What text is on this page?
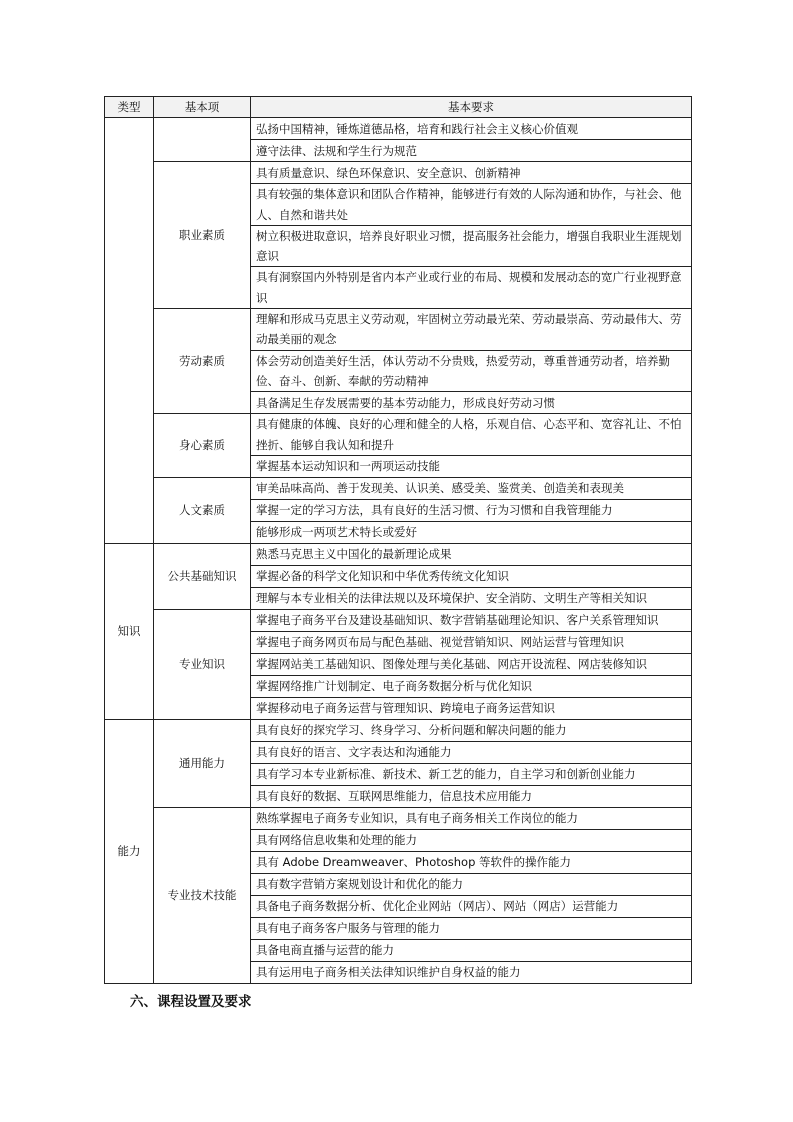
类型	基本项	基本要求
		弘扬中国精神，锤炼道德品格，培育和践行社会主义核心价值观
		遵守法律、法规和学生行为规范
	职业素质	具有质量意识、绿色环保意识、安全意识、创新精神
		具有较强的集体意识和团队合作精神，能够进行有效的人际沟通和协作，与社会、他人、自然和谐共处
		树立积极进取意识，培养良好职业习惯，提高服务社会能力，增强自我职业生涯规划意识
		具有洞察国内外特别是省内本产业或行业的布局、规模和发展动态的宽广行业视野意识
	劳动素质	理解和形成马克思主义劳动观，牢固树立劳动最光荣、劳动最崇高、劳动最伟大、劳动最美丽的观念
		体会劳动创造美好生活，体认劳动不分贵贱，热爱劳动，尊重普通劳动者，培养勤俭、奋斗、创新、奉献的劳动精神
		具备满足生存发展需要的基本劳动能力，形成良好劳动习惯
	身心素质	具有健康的体魄、良好的心理和健全的人格，乐观自信、心态平和、宽容礼让、不怕挫折、能够自我认知和提升
		掌握基本运动知识和一两项运动技能
	人文素质	审美品味高尚、善于发现美、认识美、感受美、鉴赏美、创造美和表现美
		掌握一定的学习方法，具有良好的生活习惯、行为习惯和自我管理能力
		能够形成一两项艺术特长或爱好
知识	公共基础知识	熟悉马克思主义中国化的最新理论成果
		掌握必备的科学文化知识和中华优秀传统文化知识
		理解与本专业相关的法律法规以及环境保护、安全消防、文明生产等相关知识
	专业知识	掌握电子商务平台及建设基础知识、数字营销基础理论知识、客户关系管理知识
		掌握电子商务网页布局与配色基础、视觉营销知识、网站运营与管理知识
		掌握网站美工基础知识、图像处理与美化基础、网店开设流程、网店装修知识
		掌握网络推广计划制定、电子商务数据分析与优化知识
		掌握移动电子商务运营与管理知识、跨境电子商务运营知识
能力	通用能力	具有良好的探究学习、终身学习、分析问题和解决问题的能力
		具有良好的语言、文字表达和沟通能力
		具有学习本专业新标准、新技术、新工艺的能力，自主学习和创新创业能力
		具有良好的数据、互联网思维能力，信息技术应用能力
	专业技术技能	熟练掌握电子商务专业知识，具有电子商务相关工作岗位的能力
		具有网络信息收集和处理的能力
		具有 Adobe Dreamweaver、Photoshop 等软件的操作能力
		具有数字营销方案规划设计和优化的能力
		具备电子商务数据分析、优化企业网站（网店）、网站（网店）运营能力
		具有电子商务客户服务与管理的能力
		具备电商直播与运营的能力
		具有运用电子商务相关法律知识维护自身权益的能力
六、课程设置及要求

__YOUR INSTRUCTIONS__
Quote every record above exactly, omitting any pictures they contain.

__OUTPUT OF THE TASK__
What text is on this page?
类型	基本项	基本要求
		弘扬中国精神，锤炼道德品格，培育和践行社会主义核心价值观
		遵守法律、法规和学生行为规范
	职业素质	具有质量意识、绿色环保意识、安全意识、创新精神
		具有较强的集体意识和团队合作精神，能够进行有效的人际沟通和协作，与社会、他人、自然和谐共处
		树立积极进取意识，培养良好职业习惯，提高服务社会能力，增强自我职业生涯规划意识
		具有洞察国内外特别是省内本产业或行业的布局、规模和发展动态的宽广行业视野意识
	劳动素质	理解和形成马克思主义劳动观，牢固树立劳动最光荣、劳动最崇高、劳动最伟大、劳动最美丽的观念
		体会劳动创造美好生活，体认劳动不分贵贱，热爱劳动，尊重普通劳动者，培养勤俭、奋斗、创新、奉献的劳动精神
		具备满足生存发展需要的基本劳动能力，形成良好劳动习惯
	身心素质	具有健康的体魄、良好的心理和健全的人格，乐观自信、心态平和、宽容礼让、不怕挫折、能够自我认知和提升
		掌握基本运动知识和一两项运动技能
	人文素质	审美品味高尚、善于发现美、认识美、感受美、鉴赏美、创造美和表现美
		掌握一定的学习方法，具有良好的生活习惯、行为习惯和自我管理能力
		能够形成一两项艺术特长或爱好
知识	公共基础知识	熟悉马克思主义中国化的最新理论成果
		掌握必备的科学文化知识和中华优秀传统文化知识
		理解与本专业相关的法律法规以及环境保护、安全消防、文明生产等相关知识
	专业知识	掌握电子商务平台及建设基础知识、数字营销基础理论知识、客户关系管理知识
		掌握电子商务网页布局与配色基础、视觉营销知识、网站运营与管理知识
		掌握网站美工基础知识、图像处理与美化基础、网店开设流程、网店装修知识
		掌握网络推广计划制定、电子商务数据分析与优化知识
		掌握移动电子商务运营与管理知识、跨境电子商务运营知识
能力	通用能力	具有良好的探究学习、终身学习、分析问题和解决问题的能力
		具有良好的语言、文字表达和沟通能力
		具有学习本专业新标准、新技术、新工艺的能力，自主学习和创新创业能力
		具有良好的数据、互联网思维能力，信息技术应用能力
	专业技术技能	熟练掌握电子商务专业知识，具有电子商务相关工作岗位的能力
		具有网络信息收集和处理的能力
		具有 Adobe Dreamweaver、Photoshop 等软件的操作能力
		具有数字营销方案规划设计和优化的能力
		具备电子商务数据分析、优化企业网站（网店）、网站（网店）运营能力
		具有电子商务客户服务与管理的能力
		具备电商直播与运营的能力
		具有运用电子商务相关法律知识维护自身权益的能力
六、课程设置及要求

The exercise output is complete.